--- start of Selected passage ---

On the subject of his charisma, his competence, and his integrity, we are in possession of many testimonies, all very positive, which we have reproduced in note .
Already in his judgement of 31 May 2005, the General Prosecutor referred to Mr. Nada and his associate’s personalities in terms which are full of esteem: “the picture that emerges unanimously from these hearings is one of respectable and cultivated businessmen. (…) No one among the people who have been heard when gathering information have questioned, as little as it may be, the integrity of the accused persons; all have agreed to say that neither Youssef Nada, nor Ali Himmat  could be supporters of a terrorist ideology and, therefore, they could not be related to a terrorist organisation.”
A fundamental question arises. To what extent can the Swiss Confederation, which defines itself as a State abiding by the rule of law, continue to apply UN sanctions, while knowing that they do not conform to Swiss law, and excuse themselves from examining the implications of that injustice, under the pretext that, as you wrote “Switzerland is obliged to implement the decisions of the Security Council?”

--- end of Selected passage ---
--- start of Raw data ---

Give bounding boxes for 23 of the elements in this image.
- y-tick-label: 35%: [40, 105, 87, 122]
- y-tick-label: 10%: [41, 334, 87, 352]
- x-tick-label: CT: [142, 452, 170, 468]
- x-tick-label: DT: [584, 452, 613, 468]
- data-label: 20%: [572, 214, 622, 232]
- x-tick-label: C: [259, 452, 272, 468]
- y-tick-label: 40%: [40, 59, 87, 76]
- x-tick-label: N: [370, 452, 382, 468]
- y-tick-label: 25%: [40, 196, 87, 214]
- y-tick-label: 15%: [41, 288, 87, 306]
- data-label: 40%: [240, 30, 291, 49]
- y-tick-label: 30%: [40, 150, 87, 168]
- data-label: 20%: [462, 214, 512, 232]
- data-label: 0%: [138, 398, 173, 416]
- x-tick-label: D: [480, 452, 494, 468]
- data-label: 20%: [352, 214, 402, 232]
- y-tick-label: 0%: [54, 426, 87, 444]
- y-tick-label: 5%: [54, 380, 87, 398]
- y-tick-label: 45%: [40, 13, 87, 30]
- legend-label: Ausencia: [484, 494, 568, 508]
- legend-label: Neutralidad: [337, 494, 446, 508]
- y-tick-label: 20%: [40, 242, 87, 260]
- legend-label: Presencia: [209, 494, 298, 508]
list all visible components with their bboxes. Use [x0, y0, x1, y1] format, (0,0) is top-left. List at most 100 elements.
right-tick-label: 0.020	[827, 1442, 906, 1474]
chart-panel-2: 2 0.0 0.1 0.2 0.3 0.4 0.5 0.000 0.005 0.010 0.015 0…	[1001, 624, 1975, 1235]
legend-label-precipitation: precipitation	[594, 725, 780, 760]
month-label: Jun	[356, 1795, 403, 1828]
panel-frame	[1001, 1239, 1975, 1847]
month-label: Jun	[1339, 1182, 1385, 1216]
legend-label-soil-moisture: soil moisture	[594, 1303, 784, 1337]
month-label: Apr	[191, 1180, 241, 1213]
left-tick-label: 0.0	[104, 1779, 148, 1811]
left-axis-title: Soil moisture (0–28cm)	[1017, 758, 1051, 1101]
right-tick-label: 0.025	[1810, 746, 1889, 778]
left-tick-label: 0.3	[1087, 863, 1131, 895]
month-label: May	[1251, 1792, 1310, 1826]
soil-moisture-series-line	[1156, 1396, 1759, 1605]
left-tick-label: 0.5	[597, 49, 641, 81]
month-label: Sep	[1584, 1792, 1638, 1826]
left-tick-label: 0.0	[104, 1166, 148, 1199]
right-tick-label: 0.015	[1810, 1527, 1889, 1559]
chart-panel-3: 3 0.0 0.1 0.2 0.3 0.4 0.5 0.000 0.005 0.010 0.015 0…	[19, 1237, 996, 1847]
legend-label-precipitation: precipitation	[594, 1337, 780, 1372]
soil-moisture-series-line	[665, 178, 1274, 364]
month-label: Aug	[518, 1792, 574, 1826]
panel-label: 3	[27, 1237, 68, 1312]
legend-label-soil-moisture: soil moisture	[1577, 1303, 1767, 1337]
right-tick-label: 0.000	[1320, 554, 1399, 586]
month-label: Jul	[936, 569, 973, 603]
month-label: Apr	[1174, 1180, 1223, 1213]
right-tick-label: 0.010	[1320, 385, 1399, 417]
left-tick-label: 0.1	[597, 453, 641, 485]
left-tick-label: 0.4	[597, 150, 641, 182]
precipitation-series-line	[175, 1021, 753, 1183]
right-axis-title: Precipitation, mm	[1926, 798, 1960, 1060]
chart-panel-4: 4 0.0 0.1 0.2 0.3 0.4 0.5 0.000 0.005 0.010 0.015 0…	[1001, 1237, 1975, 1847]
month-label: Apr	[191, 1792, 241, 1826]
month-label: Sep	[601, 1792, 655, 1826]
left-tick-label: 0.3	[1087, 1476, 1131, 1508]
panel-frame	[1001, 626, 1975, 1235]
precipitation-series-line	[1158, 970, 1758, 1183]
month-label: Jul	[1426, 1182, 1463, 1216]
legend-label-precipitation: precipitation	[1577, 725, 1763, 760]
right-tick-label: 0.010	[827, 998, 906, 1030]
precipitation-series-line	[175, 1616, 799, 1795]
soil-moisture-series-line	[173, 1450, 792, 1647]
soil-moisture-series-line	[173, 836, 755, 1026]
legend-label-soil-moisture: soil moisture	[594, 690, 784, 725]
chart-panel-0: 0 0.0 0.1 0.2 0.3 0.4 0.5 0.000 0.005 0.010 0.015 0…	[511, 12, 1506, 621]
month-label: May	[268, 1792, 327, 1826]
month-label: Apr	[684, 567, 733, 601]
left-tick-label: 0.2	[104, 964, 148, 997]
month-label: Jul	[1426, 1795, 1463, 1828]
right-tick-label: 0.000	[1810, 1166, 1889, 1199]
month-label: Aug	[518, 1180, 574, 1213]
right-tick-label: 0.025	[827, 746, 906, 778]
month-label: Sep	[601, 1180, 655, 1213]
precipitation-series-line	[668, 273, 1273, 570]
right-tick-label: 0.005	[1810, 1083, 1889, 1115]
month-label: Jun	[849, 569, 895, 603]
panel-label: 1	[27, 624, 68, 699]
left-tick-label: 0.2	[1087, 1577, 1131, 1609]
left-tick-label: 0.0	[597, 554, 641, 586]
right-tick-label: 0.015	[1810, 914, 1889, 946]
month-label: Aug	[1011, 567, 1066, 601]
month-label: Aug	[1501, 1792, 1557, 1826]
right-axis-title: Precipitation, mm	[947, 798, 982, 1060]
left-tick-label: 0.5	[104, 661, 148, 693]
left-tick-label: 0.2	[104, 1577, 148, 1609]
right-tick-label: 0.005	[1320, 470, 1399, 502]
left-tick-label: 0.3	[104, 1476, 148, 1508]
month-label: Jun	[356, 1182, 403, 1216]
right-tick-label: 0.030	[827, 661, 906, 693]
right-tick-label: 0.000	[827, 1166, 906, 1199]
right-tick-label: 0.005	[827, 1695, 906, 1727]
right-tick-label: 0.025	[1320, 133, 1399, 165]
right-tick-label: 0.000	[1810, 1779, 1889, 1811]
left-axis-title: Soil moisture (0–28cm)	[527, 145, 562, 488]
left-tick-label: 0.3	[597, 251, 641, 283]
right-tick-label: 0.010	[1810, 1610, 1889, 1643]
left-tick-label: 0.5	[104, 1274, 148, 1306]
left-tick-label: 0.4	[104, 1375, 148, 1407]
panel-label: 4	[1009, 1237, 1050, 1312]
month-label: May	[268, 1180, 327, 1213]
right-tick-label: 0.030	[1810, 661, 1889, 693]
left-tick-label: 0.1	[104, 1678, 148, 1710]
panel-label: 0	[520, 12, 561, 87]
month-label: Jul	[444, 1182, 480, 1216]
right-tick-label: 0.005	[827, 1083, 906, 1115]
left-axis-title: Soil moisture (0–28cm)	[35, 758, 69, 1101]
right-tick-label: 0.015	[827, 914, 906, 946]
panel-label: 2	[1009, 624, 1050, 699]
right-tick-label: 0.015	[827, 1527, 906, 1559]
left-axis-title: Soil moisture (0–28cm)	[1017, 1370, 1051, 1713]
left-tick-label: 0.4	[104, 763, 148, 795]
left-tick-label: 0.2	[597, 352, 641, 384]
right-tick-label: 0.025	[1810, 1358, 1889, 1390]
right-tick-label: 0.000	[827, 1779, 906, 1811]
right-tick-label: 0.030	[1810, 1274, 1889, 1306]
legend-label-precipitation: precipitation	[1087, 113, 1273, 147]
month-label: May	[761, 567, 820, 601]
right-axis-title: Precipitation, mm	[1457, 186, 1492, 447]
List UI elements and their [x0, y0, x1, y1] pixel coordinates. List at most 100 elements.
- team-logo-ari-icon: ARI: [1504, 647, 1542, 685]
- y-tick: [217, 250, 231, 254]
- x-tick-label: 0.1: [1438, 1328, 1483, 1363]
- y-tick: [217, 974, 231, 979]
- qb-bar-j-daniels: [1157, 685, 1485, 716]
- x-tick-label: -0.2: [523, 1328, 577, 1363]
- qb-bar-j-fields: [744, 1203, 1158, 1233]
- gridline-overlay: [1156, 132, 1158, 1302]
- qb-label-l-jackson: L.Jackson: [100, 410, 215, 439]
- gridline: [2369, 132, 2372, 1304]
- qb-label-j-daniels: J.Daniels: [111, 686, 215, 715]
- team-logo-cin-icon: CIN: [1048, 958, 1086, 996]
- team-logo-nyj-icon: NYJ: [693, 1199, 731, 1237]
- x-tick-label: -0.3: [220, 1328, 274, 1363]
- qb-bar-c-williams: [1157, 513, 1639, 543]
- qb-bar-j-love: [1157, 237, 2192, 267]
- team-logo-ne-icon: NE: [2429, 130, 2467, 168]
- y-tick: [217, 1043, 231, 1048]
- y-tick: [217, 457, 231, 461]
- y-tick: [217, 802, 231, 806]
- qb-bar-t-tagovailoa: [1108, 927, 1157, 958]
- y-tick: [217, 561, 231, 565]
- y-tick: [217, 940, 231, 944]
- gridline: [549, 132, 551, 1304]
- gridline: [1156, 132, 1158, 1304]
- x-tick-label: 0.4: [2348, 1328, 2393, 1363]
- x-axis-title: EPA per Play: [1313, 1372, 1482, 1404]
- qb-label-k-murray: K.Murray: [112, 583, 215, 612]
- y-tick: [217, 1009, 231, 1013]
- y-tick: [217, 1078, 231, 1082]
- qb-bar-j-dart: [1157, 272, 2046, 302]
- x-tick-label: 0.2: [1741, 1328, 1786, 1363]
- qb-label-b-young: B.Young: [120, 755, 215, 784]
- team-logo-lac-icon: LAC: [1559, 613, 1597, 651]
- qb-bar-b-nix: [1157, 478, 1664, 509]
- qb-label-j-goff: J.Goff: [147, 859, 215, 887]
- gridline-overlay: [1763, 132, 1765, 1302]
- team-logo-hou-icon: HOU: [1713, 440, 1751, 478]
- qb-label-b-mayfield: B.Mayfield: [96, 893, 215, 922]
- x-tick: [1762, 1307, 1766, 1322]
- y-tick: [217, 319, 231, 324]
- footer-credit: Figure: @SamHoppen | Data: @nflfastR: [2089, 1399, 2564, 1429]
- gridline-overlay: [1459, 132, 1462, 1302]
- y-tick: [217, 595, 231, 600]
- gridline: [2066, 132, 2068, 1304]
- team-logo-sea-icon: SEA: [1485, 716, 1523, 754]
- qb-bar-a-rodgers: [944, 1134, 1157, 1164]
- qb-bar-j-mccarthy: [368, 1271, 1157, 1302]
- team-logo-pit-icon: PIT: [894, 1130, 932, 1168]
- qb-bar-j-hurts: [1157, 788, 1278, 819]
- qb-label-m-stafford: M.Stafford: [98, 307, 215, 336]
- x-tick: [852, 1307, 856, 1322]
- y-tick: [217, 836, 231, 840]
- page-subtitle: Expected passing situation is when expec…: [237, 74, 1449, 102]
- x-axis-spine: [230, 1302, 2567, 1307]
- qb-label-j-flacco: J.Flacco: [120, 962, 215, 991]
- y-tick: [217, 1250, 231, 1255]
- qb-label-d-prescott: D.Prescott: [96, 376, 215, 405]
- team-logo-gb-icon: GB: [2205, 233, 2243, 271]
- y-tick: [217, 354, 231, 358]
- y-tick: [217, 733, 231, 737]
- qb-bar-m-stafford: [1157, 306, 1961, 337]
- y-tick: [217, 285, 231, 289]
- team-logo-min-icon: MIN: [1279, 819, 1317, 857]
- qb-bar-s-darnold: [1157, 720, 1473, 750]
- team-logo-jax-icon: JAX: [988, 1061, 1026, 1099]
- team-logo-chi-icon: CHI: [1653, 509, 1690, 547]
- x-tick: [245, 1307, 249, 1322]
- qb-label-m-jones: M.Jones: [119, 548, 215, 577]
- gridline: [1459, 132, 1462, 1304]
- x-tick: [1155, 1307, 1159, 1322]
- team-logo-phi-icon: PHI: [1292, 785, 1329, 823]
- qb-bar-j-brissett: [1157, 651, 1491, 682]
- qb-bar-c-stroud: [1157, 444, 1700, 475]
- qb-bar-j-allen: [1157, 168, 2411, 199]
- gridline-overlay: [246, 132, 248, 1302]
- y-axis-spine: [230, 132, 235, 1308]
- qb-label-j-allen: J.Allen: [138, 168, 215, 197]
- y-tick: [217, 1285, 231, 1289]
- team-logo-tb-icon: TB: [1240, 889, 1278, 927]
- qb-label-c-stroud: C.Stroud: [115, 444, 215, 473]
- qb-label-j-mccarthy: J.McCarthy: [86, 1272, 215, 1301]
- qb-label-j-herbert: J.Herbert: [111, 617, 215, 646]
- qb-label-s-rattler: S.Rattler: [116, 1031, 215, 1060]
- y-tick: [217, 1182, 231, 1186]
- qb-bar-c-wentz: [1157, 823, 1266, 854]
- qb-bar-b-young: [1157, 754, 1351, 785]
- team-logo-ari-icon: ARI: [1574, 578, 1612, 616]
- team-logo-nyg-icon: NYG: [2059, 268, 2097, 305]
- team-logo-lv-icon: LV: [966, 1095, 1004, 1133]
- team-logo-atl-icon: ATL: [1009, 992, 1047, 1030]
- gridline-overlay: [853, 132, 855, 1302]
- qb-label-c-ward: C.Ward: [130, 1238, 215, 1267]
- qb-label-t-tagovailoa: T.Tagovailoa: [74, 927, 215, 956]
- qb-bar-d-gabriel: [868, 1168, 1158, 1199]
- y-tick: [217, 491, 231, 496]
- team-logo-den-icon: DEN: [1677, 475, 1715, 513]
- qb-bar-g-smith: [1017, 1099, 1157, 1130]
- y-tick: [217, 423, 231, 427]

--- end of Raw data ---

* _What this exercise asks_
1. Answer these about the passage on Youssef Nada and the UN sanctions:
(a) On what date did the General Prosecutor issue the judgement that is quoted?
(b) Which two men did the people heard agree could not be supporters of a terrorist ideology?
(c) What statement does the author quote as the reason Switzerland gave for applying the UN sanctions?
2. Pick up the passage on Youssef Nada and the UN sanctions after its last sentence and write what comes next.

* _Final results_
1.
(a) 31 May 2005
(b) Youssef Nada and Ali Himmat
(c) "Switzerland is obliged to implement the decisions of the Security Council."

2.
It is, moreover, a question that Mr. Dick Marty has already asked: “Can states really be obliged to execute sanctions which infringe fundamental rights to such an extent? Are they not rather under the obligation to refuse applying them as contrary to their ordre public and to other international obligations – such as the European Convention on Human Rights – which, contrary to the decisions of the Security Council’s sanctions committee, have a democratic basis? ” 
The fact that you mentioned in your letter the appeal against the judgement of the Court of First Instance, introduced by Mr. Kadi  before the European Court of Justice, shows that you know very well that this question arises. But we must point out here that Mr. Nada’s situation is different from that of Mr. Kadi - and from the situation of other people who have been the subject of European Court judgements  - on a very important point that greatly increases Switzerland’s responsibility towards Mr. Nada.
Indeed, Mr. Nada is the only person to have been pursued, with legal assistance on a global scale, and whose case has, moreover, been closed for lack of evidence.
But, is it not unseemly to rely on the fact that, in Mr. Kadi’s case , “the Court of Justice has not yet given its judgment” to justify your wait-and-see attitude, when, here and now, the opinion delivered to the Court by the Advocate General, Mr. Poiares Maduro, considers that “the contested regulation” (the European black list) “infringes the right to be heard, the right to judicial review, and the right to property” of Mr. Kadi .
Why, Madam, should a sovereign state await the outcome of any such judgement before deciding itself what is lawful?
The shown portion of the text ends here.